** start of Records shown **

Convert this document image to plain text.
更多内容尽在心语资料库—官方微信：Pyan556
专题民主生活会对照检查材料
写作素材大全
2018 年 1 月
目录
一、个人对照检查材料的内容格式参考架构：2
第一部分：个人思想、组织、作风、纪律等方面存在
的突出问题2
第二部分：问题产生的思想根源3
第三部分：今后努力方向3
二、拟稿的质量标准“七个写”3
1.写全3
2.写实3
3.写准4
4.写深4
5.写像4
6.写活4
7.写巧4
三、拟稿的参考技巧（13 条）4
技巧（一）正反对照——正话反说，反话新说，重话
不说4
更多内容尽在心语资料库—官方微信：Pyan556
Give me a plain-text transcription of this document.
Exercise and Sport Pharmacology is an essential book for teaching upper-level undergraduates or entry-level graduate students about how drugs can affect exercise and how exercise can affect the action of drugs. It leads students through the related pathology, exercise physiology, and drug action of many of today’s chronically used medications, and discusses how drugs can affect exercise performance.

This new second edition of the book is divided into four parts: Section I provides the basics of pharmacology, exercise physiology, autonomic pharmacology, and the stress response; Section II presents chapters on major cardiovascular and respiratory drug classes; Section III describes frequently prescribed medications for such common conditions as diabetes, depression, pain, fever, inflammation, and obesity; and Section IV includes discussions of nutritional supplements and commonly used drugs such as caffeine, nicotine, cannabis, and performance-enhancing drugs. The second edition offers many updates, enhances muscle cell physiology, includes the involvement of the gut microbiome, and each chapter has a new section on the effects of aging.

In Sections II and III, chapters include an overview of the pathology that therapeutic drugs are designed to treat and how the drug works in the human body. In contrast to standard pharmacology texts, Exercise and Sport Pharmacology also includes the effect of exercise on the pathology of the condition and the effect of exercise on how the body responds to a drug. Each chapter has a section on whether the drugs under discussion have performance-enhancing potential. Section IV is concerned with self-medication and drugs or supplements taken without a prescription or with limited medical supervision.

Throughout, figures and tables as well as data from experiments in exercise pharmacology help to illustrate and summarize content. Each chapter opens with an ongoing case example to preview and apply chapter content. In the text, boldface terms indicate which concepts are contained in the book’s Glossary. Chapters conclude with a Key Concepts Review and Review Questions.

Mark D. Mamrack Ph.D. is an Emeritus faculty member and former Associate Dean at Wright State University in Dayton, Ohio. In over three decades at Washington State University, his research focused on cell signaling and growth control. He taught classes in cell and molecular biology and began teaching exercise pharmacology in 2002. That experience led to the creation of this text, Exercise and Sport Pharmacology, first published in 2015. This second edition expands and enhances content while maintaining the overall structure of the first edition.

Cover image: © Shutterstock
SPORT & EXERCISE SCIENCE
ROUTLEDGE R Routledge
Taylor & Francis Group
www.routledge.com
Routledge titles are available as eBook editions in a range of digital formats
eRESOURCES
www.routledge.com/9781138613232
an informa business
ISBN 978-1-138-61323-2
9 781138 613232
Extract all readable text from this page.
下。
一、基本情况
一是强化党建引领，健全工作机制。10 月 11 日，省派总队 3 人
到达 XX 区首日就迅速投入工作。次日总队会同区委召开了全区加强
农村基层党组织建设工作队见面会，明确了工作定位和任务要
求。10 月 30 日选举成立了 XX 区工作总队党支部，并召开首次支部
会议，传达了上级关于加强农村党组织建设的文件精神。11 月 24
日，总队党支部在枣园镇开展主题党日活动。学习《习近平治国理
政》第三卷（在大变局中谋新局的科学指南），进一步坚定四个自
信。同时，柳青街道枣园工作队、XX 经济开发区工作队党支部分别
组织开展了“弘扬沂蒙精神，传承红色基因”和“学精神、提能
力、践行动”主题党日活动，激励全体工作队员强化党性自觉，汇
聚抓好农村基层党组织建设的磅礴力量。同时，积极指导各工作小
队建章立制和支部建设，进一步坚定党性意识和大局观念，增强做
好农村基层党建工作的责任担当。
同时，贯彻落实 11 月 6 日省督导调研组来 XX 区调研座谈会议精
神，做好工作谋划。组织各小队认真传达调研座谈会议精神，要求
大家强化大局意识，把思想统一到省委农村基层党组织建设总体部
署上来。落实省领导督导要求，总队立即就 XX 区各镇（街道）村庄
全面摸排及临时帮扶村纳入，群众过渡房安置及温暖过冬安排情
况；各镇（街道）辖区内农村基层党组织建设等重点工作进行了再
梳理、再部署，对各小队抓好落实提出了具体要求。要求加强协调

** end of Records shown **

Problem to work on> Emit the full listing verbatim.

Correct result>
Convert this document image to plain text.
更多内容尽在心语资料库—官方微信：Pyan556
专题民主生活会对照检查材料
写作素材大全
2018 年 1 月
目录
一、个人对照检查材料的内容格式参考架构：2
第一部分：个人思想、组织、作风、纪律等方面存在
的突出问题2
第二部分：问题产生的思想根源3
第三部分：今后努力方向3
二、拟稿的质量标准“七个写”3
1.写全3
2.写实3
3.写准4
4.写深4
5.写像4
6.写活4
7.写巧4
三、拟稿的参考技巧（13 条）4
技巧（一）正反对照——正话反说，反话新说，重话
不说4
更多内容尽在心语资料库—官方微信：Pyan556
Give me a plain-text transcription of this document.
Exercise and Sport Pharmacology is an essential book for teaching upper-level undergraduates or entry-level graduate students about how drugs can affect exercise and how exercise can affect the action of drugs. It leads students through the related pathology, exercise physiology, and drug action of many of today’s chronically used medications, and discusses how drugs can affect exercise performance.

This new second edition of the book is divided into four parts: Section I provides the basics of pharmacology, exercise physiology, autonomic pharmacology, and the stress response; Section II presents chapters on major cardiovascular and respiratory drug classes; Section III describes frequently prescribed medications for such common conditions as diabetes, depression, pain, fever, inflammation, and obesity; and Section IV includes discussions of nutritional supplements and commonly used drugs such as caffeine, nicotine, cannabis, and performance-enhancing drugs. The second edition offers many updates, enhances muscle cell physiology, includes the involvement of the gut microbiome, and each chapter has a new section on the effects of aging.

In Sections II and III, chapters include an overview of the pathology that therapeutic drugs are designed to treat and how the drug works in the human body. In contrast to standard pharmacology texts, Exercise and Sport Pharmacology also includes the effect of exercise on the pathology of the condition and the effect of exercise on how the body responds to a drug. Each chapter has a section on whether the drugs under discussion have performance-enhancing potential. Section IV is concerned with self-medication and drugs or supplements taken without a prescription or with limited medical supervision.

Throughout, figures and tables as well as data from experiments in exercise pharmacology help to illustrate and summarize content. Each chapter opens with an ongoing case example to preview and apply chapter content. In the text, boldface terms indicate which concepts are contained in the book’s Glossary. Chapters conclude with a Key Concepts Review and Review Questions.

Mark D. Mamrack Ph.D. is an Emeritus faculty member and former Associate Dean at Wright State University in Dayton, Ohio. In over three decades at Washington State University, his research focused on cell signaling and growth control. He taught classes in cell and molecular biology and began teaching exercise pharmacology in 2002. That experience led to the creation of this text, Exercise and Sport Pharmacology, first published in 2015. This second edition expands and enhances content while maintaining the overall structure of the first edition.

Cover image: © Shutterstock
SPORT & EXERCISE SCIENCE
ROUTLEDGE R Routledge
Taylor & Francis Group
www.routledge.com
Routledge titles are available as eBook editions in a range of digital formats
eRESOURCES
www.routledge.com/9781138613232
an informa business
ISBN 978-1-138-61323-2
9 781138 613232
Extract all readable text from this page.
下。
一、基本情况
一是强化党建引领，健全工作机制。10 月 11 日，省派总队 3 人
到达 XX 区首日就迅速投入工作。次日总队会同区委召开了全区加强
农村基层党组织建设工作队见面会，明确了工作定位和任务要
求。10 月 30 日选举成立了 XX 区工作总队党支部，并召开首次支部
会议，传达了上级关于加强农村党组织建设的文件精神。11 月 24
日，总队党支部在枣园镇开展主题党日活动。学习《习近平治国理
政》第三卷（在大变局中谋新局的科学指南），进一步坚定四个自
信。同时，柳青街道枣园工作队、XX 经济开发区工作队党支部分别
组织开展了“弘扬沂蒙精神，传承红色基因”和“学精神、提能
力、践行动”主题党日活动，激励全体工作队员强化党性自觉，汇
聚抓好农村基层党组织建设的磅礴力量。同时，积极指导各工作小
队建章立制和支部建设，进一步坚定党性意识和大局观念，增强做
好农村基层党建工作的责任担当。
同时，贯彻落实 11 月 6 日省督导调研组来 XX 区调研座谈会议精
神，做好工作谋划。组织各小队认真传达调研座谈会议精神，要求
大家强化大局意识，把思想统一到省委农村基层党组织建设总体部
署上来。落实省领导督导要求，总队立即就 XX 区各镇（街道）村庄
全面摸排及临时帮扶村纳入，群众过渡房安置及温暖过冬安排情
况；各镇（街道）辖区内农村基层党组织建设等重点工作进行了再
梳理、再部署，对各小队抓好落实提出了具体要求。要求加强协调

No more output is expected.